--- Start of RECORDS SUPPLIED ---
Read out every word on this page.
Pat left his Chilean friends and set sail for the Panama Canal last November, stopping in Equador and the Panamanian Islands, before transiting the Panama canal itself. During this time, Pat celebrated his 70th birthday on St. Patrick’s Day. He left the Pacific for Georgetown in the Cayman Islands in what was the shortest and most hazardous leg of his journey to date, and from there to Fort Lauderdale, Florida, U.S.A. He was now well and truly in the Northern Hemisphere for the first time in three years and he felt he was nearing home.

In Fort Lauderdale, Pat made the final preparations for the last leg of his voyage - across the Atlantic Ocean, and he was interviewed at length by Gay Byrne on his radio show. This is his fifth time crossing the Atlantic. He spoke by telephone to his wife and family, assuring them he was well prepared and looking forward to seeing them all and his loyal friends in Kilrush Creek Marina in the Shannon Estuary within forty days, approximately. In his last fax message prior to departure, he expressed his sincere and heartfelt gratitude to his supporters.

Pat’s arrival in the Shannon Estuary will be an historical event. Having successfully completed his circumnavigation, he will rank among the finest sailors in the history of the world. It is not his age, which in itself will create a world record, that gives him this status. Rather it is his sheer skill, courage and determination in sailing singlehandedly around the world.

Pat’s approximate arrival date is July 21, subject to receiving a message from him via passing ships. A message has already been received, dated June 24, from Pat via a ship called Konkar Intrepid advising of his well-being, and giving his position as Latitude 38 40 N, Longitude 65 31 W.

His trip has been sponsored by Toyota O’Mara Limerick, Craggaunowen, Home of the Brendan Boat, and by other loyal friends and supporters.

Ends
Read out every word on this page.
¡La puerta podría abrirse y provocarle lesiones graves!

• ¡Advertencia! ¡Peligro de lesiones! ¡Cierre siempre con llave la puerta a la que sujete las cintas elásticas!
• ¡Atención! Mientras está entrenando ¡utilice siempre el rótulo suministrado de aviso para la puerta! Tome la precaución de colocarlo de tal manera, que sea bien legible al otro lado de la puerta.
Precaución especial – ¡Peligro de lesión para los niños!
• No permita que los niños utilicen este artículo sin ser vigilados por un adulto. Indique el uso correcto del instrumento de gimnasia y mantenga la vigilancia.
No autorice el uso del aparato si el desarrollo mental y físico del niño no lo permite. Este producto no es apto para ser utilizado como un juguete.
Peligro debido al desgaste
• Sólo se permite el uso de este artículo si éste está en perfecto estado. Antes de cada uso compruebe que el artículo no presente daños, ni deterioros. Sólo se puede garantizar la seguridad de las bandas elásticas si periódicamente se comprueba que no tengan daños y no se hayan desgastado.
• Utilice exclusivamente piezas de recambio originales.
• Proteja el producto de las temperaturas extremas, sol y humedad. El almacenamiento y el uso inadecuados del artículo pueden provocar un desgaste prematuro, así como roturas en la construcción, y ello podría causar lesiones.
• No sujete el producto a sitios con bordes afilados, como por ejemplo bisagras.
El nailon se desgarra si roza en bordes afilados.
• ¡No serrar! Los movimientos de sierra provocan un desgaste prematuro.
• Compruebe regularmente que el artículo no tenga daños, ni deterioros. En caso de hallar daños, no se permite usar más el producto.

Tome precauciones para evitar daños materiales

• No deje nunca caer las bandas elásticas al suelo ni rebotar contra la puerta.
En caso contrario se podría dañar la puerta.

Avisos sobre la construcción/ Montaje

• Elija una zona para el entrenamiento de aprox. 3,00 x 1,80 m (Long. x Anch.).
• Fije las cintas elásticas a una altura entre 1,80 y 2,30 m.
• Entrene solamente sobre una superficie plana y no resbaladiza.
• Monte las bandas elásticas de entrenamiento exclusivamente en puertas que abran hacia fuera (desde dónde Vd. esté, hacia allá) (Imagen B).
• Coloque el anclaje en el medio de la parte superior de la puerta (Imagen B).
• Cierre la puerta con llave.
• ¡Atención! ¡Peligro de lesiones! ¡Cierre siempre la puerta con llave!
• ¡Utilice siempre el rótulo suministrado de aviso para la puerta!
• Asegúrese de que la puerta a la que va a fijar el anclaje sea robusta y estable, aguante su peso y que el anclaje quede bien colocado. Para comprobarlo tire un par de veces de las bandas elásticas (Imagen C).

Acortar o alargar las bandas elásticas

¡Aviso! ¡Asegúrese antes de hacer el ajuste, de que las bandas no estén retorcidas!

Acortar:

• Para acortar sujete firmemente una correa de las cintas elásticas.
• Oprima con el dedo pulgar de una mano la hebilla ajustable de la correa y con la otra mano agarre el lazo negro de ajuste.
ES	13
--- End of RECORDS SUPPLIED ---
=== PROBLEM ===
Give the records above again, word for word.

=== WORKED SOLUTION ===
Read out every word on this page.
Pat left his Chilean friends and set sail for the Panama Canal last November, stopping in Equador and the Panamanian Islands, before transiting the Panama canal itself. During this time, Pat celebrated his 70th birthday on St. Patrick’s Day. He left the Pacific for Georgetown in the Cayman Islands in what was the shortest and most hazardous leg of his journey to date, and from there to Fort Lauderdale, Florida, U.S.A. He was now well and truly in the Northern Hemisphere for the first time in three years and he felt he was nearing home.

In Fort Lauderdale, Pat made the final preparations for the last leg of his voyage - across the Atlantic Ocean, and he was interviewed at length by Gay Byrne on his radio show. This is his fifth time crossing the Atlantic. He spoke by telephone to his wife and family, assuring them he was well prepared and looking forward to seeing them all and his loyal friends in Kilrush Creek Marina in the Shannon Estuary within forty days, approximately. In his last fax message prior to departure, he expressed his sincere and heartfelt gratitude to his supporters.

Pat’s arrival in the Shannon Estuary will be an historical event. Having successfully completed his circumnavigation, he will rank among the finest sailors in the history of the world. It is not his age, which in itself will create a world record, that gives him this status. Rather it is his sheer skill, courage and determination in sailing singlehandedly around the world.

Pat’s approximate arrival date is July 21, subject to receiving a message from him via passing ships. A message has already been received, dated June 24, from Pat via a ship called Konkar Intrepid advising of his well-being, and giving his position as Latitude 38 40 N, Longitude 65 31 W.

His trip has been sponsored by Toyota O’Mara Limerick, Craggaunowen, Home of the Brendan Boat, and by other loyal friends and supporters.

Ends
Read out every word on this page.
¡La puerta podría abrirse y provocarle lesiones graves!

• ¡Advertencia! ¡Peligro de lesiones! ¡Cierre siempre con llave la puerta a la que sujete las cintas elásticas!
• ¡Atención! Mientras está entrenando ¡utilice siempre el rótulo suministrado de aviso para la puerta! Tome la precaución de colocarlo de tal manera, que sea bien legible al otro lado de la puerta.
Precaución especial – ¡Peligro de lesión para los niños!
• No permita que los niños utilicen este artículo sin ser vigilados por un adulto. Indique el uso correcto del instrumento de gimnasia y mantenga la vigilancia.
No autorice el uso del aparato si el desarrollo mental y físico del niño no lo permite. Este producto no es apto para ser utilizado como un juguete.
Peligro debido al desgaste
• Sólo se permite el uso de este artículo si éste está en perfecto estado. Antes de cada uso compruebe que el artículo no presente daños, ni deterioros. Sólo se puede garantizar la seguridad de las bandas elásticas si periódicamente se comprueba que no tengan daños y no se hayan desgastado.
• Utilice exclusivamente piezas de recambio originales.
• Proteja el producto de las temperaturas extremas, sol y humedad. El almacenamiento y el uso inadecuados del artículo pueden provocar un desgaste prematuro, así como roturas en la construcción, y ello podría causar lesiones.
• No sujete el producto a sitios con bordes afilados, como por ejemplo bisagras.
El nailon se desgarra si roza en bordes afilados.
• ¡No serrar! Los movimientos de sierra provocan un desgaste prematuro.
• Compruebe regularmente que el artículo no tenga daños, ni deterioros. En caso de hallar daños, no se permite usar más el producto.

Tome precauciones para evitar daños materiales

• No deje nunca caer las bandas elásticas al suelo ni rebotar contra la puerta.
En caso contrario se podría dañar la puerta.

Avisos sobre la construcción/ Montaje

• Elija una zona para el entrenamiento de aprox. 3,00 x 1,80 m (Long. x Anch.).
• Fije las cintas elásticas a una altura entre 1,80 y 2,30 m.
• Entrene solamente sobre una superficie plana y no resbaladiza.
• Monte las bandas elásticas de entrenamiento exclusivamente en puertas que abran hacia fuera (desde dónde Vd. esté, hacia allá) (Imagen B).
• Coloque el anclaje en el medio de la parte superior de la puerta (Imagen B).
• Cierre la puerta con llave.
• ¡Atención! ¡Peligro de lesiones! ¡Cierre siempre la puerta con llave!
• ¡Utilice siempre el rótulo suministrado de aviso para la puerta!
• Asegúrese de que la puerta a la que va a fijar el anclaje sea robusta y estable, aguante su peso y que el anclaje quede bien colocado. Para comprobarlo tire un par de veces de las bandas elásticas (Imagen C).

Acortar o alargar las bandas elásticas

¡Aviso! ¡Asegúrese antes de hacer el ajuste, de que las bandas no estén retorcidas!

Acortar:

• Para acortar sujete firmemente una correa de las cintas elásticas.
• Oprima con el dedo pulgar de una mano la hebilla ajustable de la correa y con la otra mano agarre el lazo negro de ajuste.
ES	13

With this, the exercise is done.